(Stored entries)
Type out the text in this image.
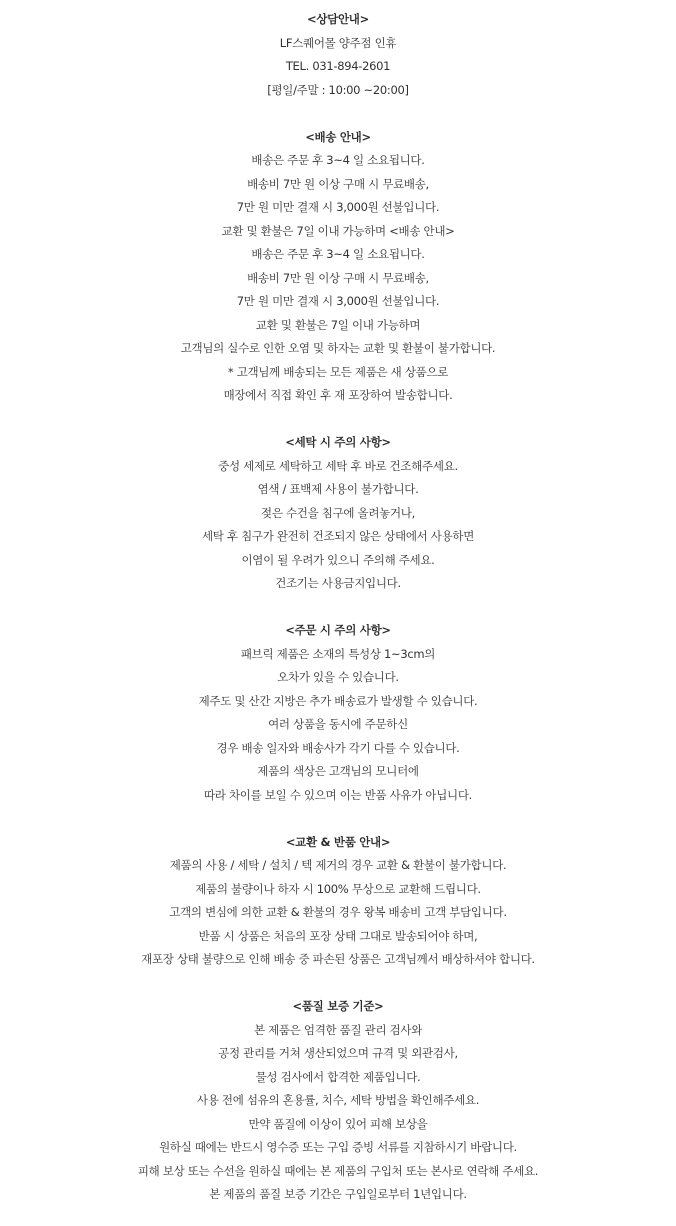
<상담안내>
LF스퀘어몰 양주점 인휴
TEL. 031-894-2601
[평일/주말 : 10:00 ~20:00]
<배송 안내>
배송은 주문 후 3~4 일 소요됩니다.
배송비 7만 원 이상 구매 시 무료배송,
7만 원 미만 결재 시 3,000원 선불입니다.
교환 및 환불은 7일 이내 가능하며 <배송 안내>
배송은 주문 후 3~4 일 소요됩니다.
배송비 7만 원 이상 구매 시 무료배송,
7만 원 미만 결재 시 3,000원 선불입니다.
교환 및 환불은 7일 이내 가능하며
고객님의 실수로 인한 오염 및 하자는 교환 및 환불이 불가합니다.
* 고객님께 배송되는 모든 제품은 새 상품으로
매장에서 직접 확인 후 재 포장하여 발송합니다.
<세탁 시 주의 사항>
중성 세제로 세탁하고 세탁 후 바로 건조해주세요.
염색 / 표백제 사용이 불가합니다.
젖은 수건을 침구에 올려놓거나,
세탁 후 침구가 완전히 건조되지 않은 상태에서 사용하면
이염이 될 우려가 있으니 주의해 주세요.
건조기는 사용금지입니다.
<주문 시 주의 사항>
패브릭 제품은 소재의 특성상 1~3cm의
오차가 있을 수 있습니다.
제주도 및 산간 지방은 추가 배송료가 발생할 수 있습니다.
여러 상품을 동시에 주문하신
경우 배송 일자와 배송사가 각기 다를 수 있습니다.
제품의 색상은 고객님의 모니터에
따라 차이를 보일 수 있으며 이는 반품 사유가 아닙니다.
<교환 & 반품 안내>
제품의 사용 / 세탁 / 설치 / 텍 제거의 경우 교환 & 환불이 불가합니다.
제품의 불량이나 하자 시 100% 무상으로 교환해 드립니다.
고객의 변심에 의한 교환 & 환불의 경우 왕복 배송비 고객 부담입니다.
반품 시 상품은 처음의 포장 상태 그대로 발송되어야 하며,
재포장 상태 불량으로 인해 배송 중 파손된 상품은 고객님께서 배상하셔야 합니다.
<품질 보증 기준>
본 제품은 엄격한 품질 관리 검사와
공정 관리를 거쳐 생산되었으며 규격 및 외관검사,
물성 검사에서 합격한 제품입니다.
사용 전에 섬유의 혼용률, 치수, 세탁 방법을 확인해주세요.
만약 품질에 이상이 있어 피해 보상을
원하실 때에는 반드시 영수증 또는 구입 증빙 서류를 지참하시기 바랍니다.
피해 보상 또는 수선을 원하실 때에는 본 제품의 구입처 또는 본사로 연락해 주세요.
본 제품의 품질 보증 기간은 구입일로부터 1년입니다.
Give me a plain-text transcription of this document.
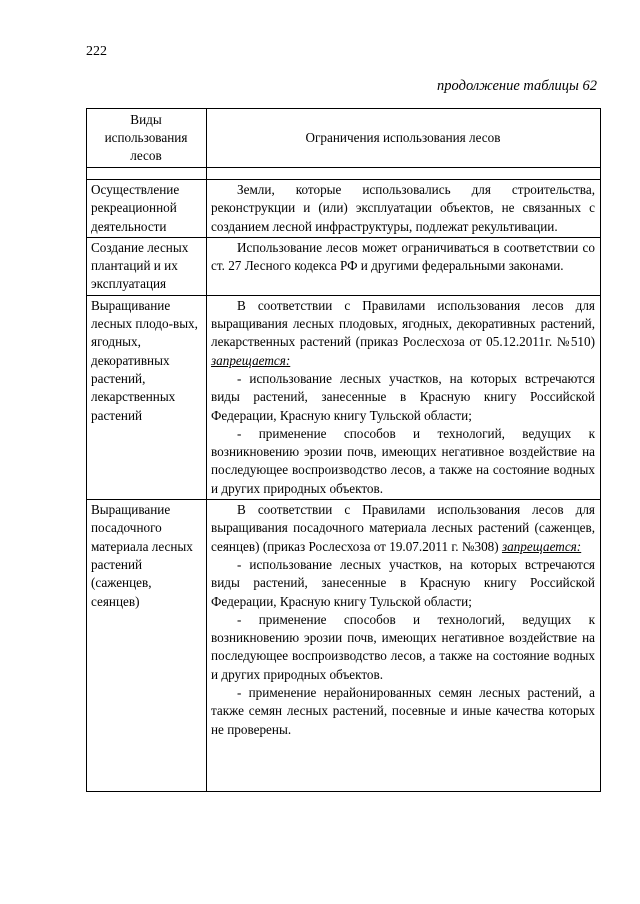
222
продолжение таблицы 62
Виды использования лесов	Ограничения использования лесов

Осуществление рекреационной деятельности	Земли, которые использовались для строительства, реконструкции и (или) эксплуатации объектов, не связанных с созданием лесной инфраструктуры, подлежат рекультивации.

Создание лесных плантаций и их эксплуатация	Использование лесов может ограничиваться в соответствии со ст. 27 Лесного кодекса РФ и другими федеральными законами.

Выращивание лесных плодо-вых, ягодных, декоративных растений, лекарственных растений	В соответствии с Правилами использования лесов для выращивания лесных плодовых, ягодных, декоративных растений, лекарственных растений (приказ Рослесхоза от 05.12.2011г. №510) запрещается:

- использование лесных участков, на которых встречаются виды растений, занесенные в Красную книгу Российской Федерации, Красную книгу Тульской области;

- применение способов и технологий, ведущих к возникновению эрозии почв, имеющих негативное воздействие на последующее воспроизводство лесов, а также на состояние водных и других природных объектов.

Выращивание посадочного материала лесных растений (саженцев, сеянцев)	В соответствии с Правилами использования лесов для выращивания посадочного материала лесных растений (саженцев, сеянцев) (приказ Рослесхоза от 19.07.2011 г. №308) запрещается:

- использование лесных участков, на которых встречаются виды растений, занесенные в Красную книгу Российской Федерации, Красную книгу Тульской области;

- применение способов и технологий, ведущих к возникновению эрозии почв, имеющих негативное воздействие на последующее воспроизводство лесов, а также на состояние водных и других природных объектов.

- применение нерайонированных семян лесных растений, а также семян лесных растений, посевные и иные качества которых не проверены.
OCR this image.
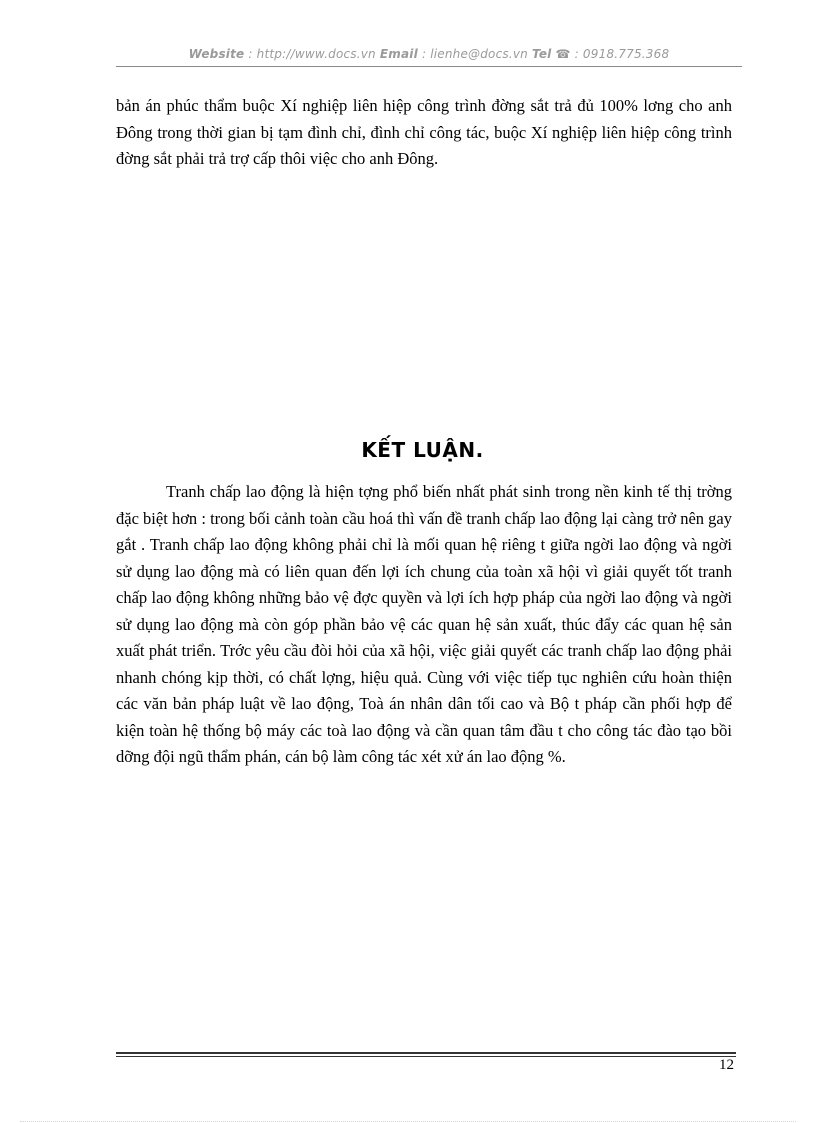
Website : http://www.docs.vn Email : lienhe@docs.vn Tel ☎ : 0918.775.368

bản án phúc thẩm buộc Xí nghiệp liên hiệp công trình đờng sắt trả đủ 100% lơng cho anh Đông trong thời gian bị tạm đình chỉ, đình chỉ công tác, buộc Xí nghiệp liên hiệp công trình đờng sắt phải trả trợ cấp thôi việc cho anh Đông.

KẾT LUẬN.

Tranh chấp lao động là hiện tợng phổ biến nhất phát sinh trong nền kinh tế thị trờng đặc biệt hơn : trong bối cảnh toàn cầu hoá thì vấn đề tranh chấp lao động lại càng trở nên gay gắt . Tranh chấp lao động không phải chỉ là mối quan hệ riêng t giữa ngời lao động và ngời sử dụng lao động mà có liên quan đến lợi ích chung của toàn xã hội vì giải quyết tốt tranh chấp lao động không những bảo vệ đợc quyền và lợi ích hợp pháp của ngời lao động và ngời sử dụng lao động mà còn góp phần bảo vệ các quan hệ sản xuất, thúc đẩy các quan hệ sản xuất phát triển. Trớc yêu cầu đòi hỏi của xã hội, việc giải quyết các tranh chấp lao động phải nhanh chóng kịp thời, có chất lợng, hiệu quả. Cùng với việc tiếp tục nghiên cứu hoàn thiện các văn bản pháp luật về lao động, Toà án nhân dân tối cao và Bộ t pháp cần phối hợp để kiện toàn hệ thống bộ máy các toà lao động và cần quan tâm đầu t cho công tác đào tạo bồi dỡng đội ngũ thẩm phán, cán bộ làm công tác xét xử án lao động %.

12
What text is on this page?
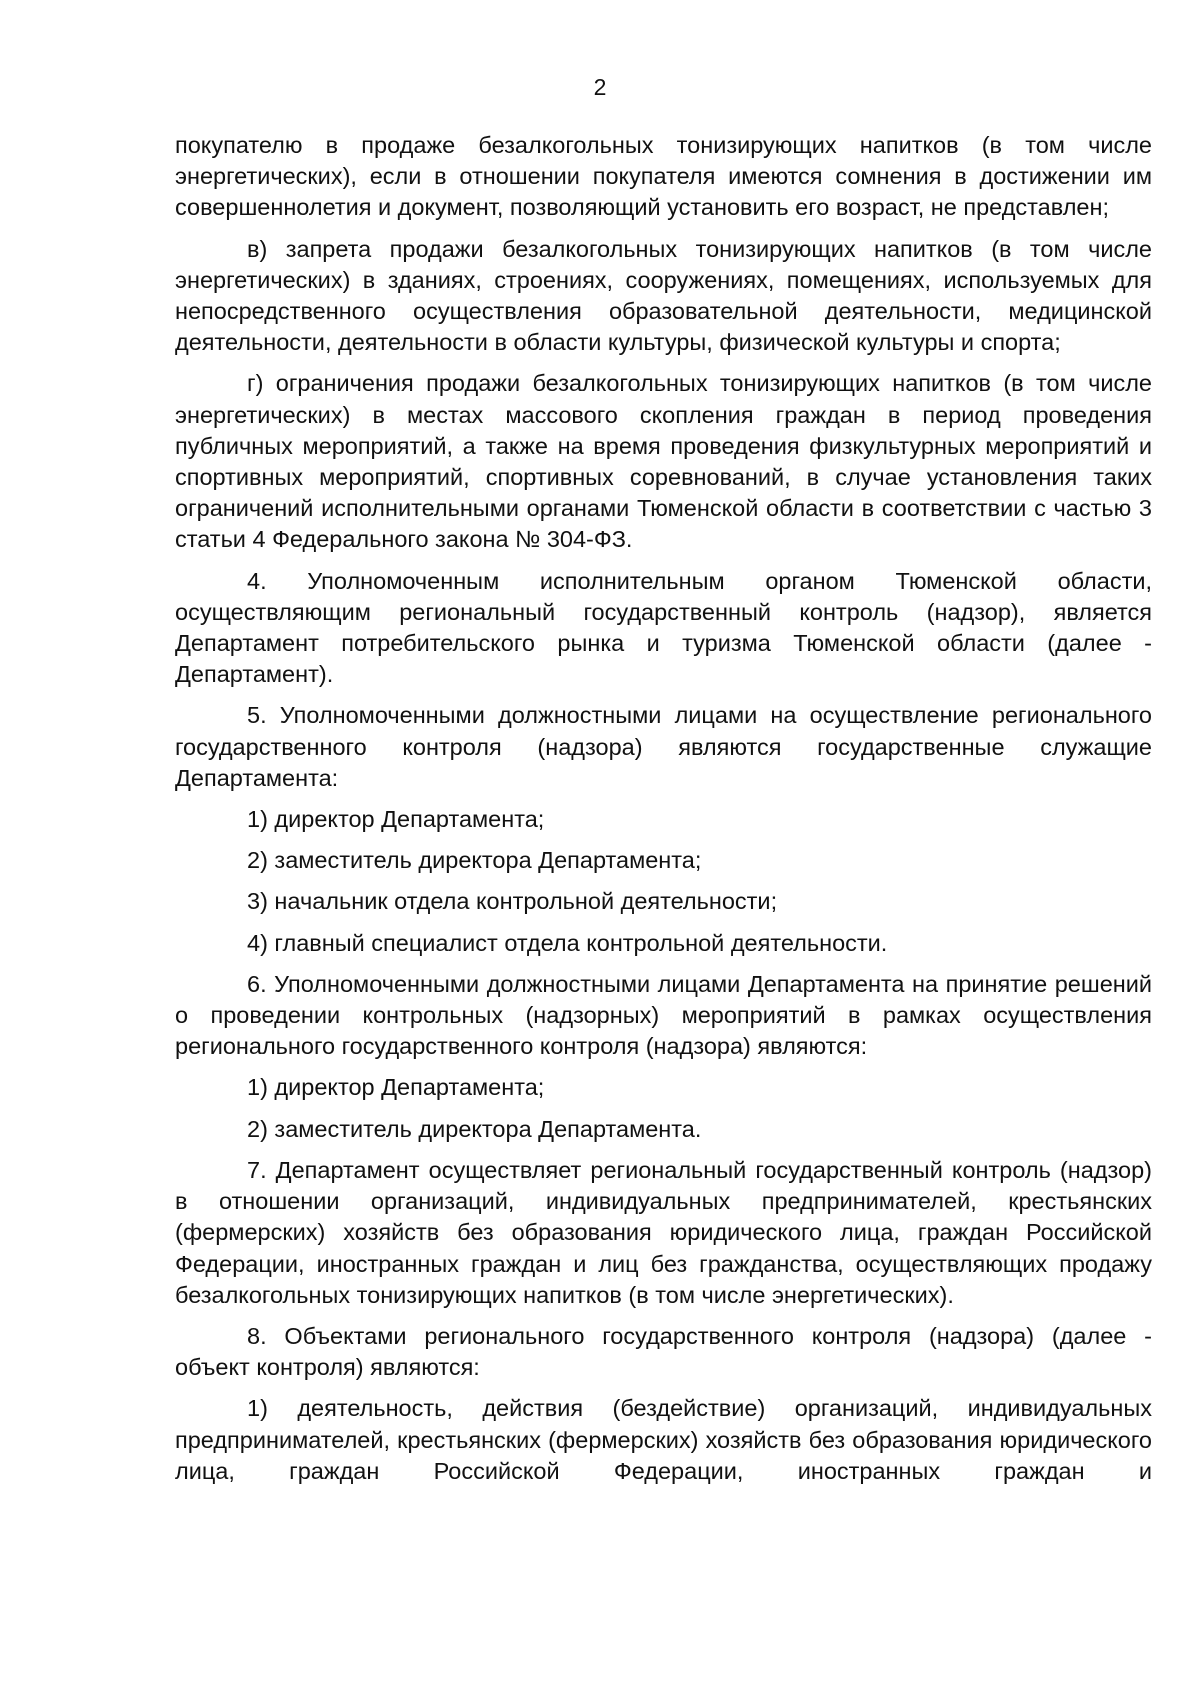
2

покупателю в продаже безалкогольных тонизирующих напитков (в том числе энергетических), если в отношении покупателя имеются сомнения в достижении им совершеннолетия и документ, позволяющий установить его возраст, не представлен;

в) запрета продажи безалкогольных тонизирующих напитков (в том числе энергетических) в зданиях, строениях, сооружениях, помещениях, используемых для непосредственного осуществления образовательной деятельности, медицинской деятельности, деятельности в области культуры, физической культуры и спорта;

г) ограничения продажи безалкогольных тонизирующих напитков (в том числе энергетических) в местах массового скопления граждан в период проведения публичных мероприятий, а также на время проведения физкультурных мероприятий и спортивных мероприятий, спортивных соревнований, в случае установления таких ограничений исполнительными органами Тюменской области в соответствии с частью 3 статьи 4 Федерального закона № 304-ФЗ.

4. Уполномоченным исполнительным органом Тюменской области, осуществляющим региональный государственный контроль (надзор), является Департамент потребительского рынка и туризма Тюменской области (далее - Департамент).

5. Уполномоченными должностными лицами на осуществление регионального государственного контроля (надзора) являются государственные служащие Департамента:

1) директор Департамента;

2) заместитель директора Департамента;

3) начальник отдела контрольной деятельности;

4) главный специалист отдела контрольной деятельности.

6. Уполномоченными должностными лицами Департамента на принятие решений о проведении контрольных (надзорных) мероприятий в рамках осуществления регионального государственного контроля (надзора) являются:

1) директор Департамента;

2) заместитель директора Департамента.

7. Департамент осуществляет региональный государственный контроль (надзор) в отношении организаций, индивидуальных предпринимателей, крестьянских (фермерских) хозяйств без образования юридического лица, граждан Российской Федерации, иностранных граждан и лиц без гражданства, осуществляющих продажу безалкогольных тонизирующих напитков (в том числе энергетических).

8. Объектами регионального государственного контроля (надзора) (далее - объект контроля) являются:

1) деятельность, действия (бездействие) организаций, индивидуальных предпринимателей, крестьянских (фермерских) хозяйств без образования юридического лица, граждан Российской Федерации, иностранных граждан и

§ **Prompt**
In the data above, tally the lines holding "далее" and answer with the figure only.

§ **Exercise answer**
2